** Collected data **
────
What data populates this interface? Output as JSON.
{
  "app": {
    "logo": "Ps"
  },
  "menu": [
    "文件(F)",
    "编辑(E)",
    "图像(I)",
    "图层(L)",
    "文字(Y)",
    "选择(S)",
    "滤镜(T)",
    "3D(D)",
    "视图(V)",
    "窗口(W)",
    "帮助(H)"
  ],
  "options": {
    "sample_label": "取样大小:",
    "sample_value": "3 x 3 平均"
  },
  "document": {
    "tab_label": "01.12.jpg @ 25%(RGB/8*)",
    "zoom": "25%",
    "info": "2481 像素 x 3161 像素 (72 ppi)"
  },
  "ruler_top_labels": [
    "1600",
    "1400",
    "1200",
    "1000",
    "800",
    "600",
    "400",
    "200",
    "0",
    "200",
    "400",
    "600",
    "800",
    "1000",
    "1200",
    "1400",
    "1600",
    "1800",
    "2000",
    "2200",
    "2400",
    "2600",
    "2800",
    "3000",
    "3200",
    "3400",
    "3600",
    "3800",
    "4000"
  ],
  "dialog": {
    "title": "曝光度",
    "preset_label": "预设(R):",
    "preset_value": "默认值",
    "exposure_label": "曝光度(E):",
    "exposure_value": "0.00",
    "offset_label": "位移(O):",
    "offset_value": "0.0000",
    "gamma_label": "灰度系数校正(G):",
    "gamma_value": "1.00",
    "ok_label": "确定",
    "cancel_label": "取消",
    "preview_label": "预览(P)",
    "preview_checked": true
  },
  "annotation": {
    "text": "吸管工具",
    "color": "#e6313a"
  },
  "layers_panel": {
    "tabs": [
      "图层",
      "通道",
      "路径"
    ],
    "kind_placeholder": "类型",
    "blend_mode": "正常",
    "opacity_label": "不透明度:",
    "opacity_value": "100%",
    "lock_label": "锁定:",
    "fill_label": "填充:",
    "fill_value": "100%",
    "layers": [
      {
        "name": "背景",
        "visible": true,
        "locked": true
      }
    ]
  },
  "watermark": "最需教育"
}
────
Produce an exact copy of all the records.

What data populates this interface? Output as JSON.
{
  "app": {
    "logo": "Ps"
  },
  "menu": [
    "文件(F)",
    "编辑(E)",
    "图像(I)",
    "图层(L)",
    "文字(Y)",
    "选择(S)",
    "滤镜(T)",
    "3D(D)",
    "视图(V)",
    "窗口(W)",
    "帮助(H)"
  ],
  "options": {
    "sample_label": "取样大小:",
    "sample_value": "3 x 3 平均"
  },
  "document": {
    "tab_label": "01.12.jpg @ 25%(RGB/8*)",
    "zoom": "25%",
    "info": "2481 像素 x 3161 像素 (72 ppi)"
  },
  "ruler_top_labels": [
    "1600",
    "1400",
    "1200",
    "1000",
    "800",
    "600",
    "400",
    "200",
    "0",
    "200",
    "400",
    "600",
    "800",
    "1000",
    "1200",
    "1400",
    "1600",
    "1800",
    "2000",
    "2200",
    "2400",
    "2600",
    "2800",
    "3000",
    "3200",
    "3400",
    "3600",
    "3800",
    "4000"
  ],
  "dialog": {
    "title": "曝光度",
    "preset_label": "预设(R):",
    "preset_value": "默认值",
    "exposure_label": "曝光度(E):",
    "exposure_value": "0.00",
    "offset_label": "位移(O):",
    "offset_value": "0.0000",
    "gamma_label": "灰度系数校正(G):",
    "gamma_value": "1.00",
    "ok_label": "确定",
    "cancel_label": "取消",
    "preview_label": "预览(P)",
    "preview_checked": true
  },
  "annotation": {
    "text": "吸管工具",
    "color": "#e6313a"
  },
  "layers_panel": {
    "tabs": [
      "图层",
      "通道",
      "路径"
    ],
    "kind_placeholder": "类型",
    "blend_mode": "正常",
    "opacity_label": "不透明度:",
    "opacity_value": "100%",
    "lock_label": "锁定:",
    "fill_label": "填充:",
    "fill_value": "100%",
    "layers": [
      {
        "name": "背景",
        "visible": true,
        "locked": true
      }
    ]
  },
  "watermark": "最需教育"
}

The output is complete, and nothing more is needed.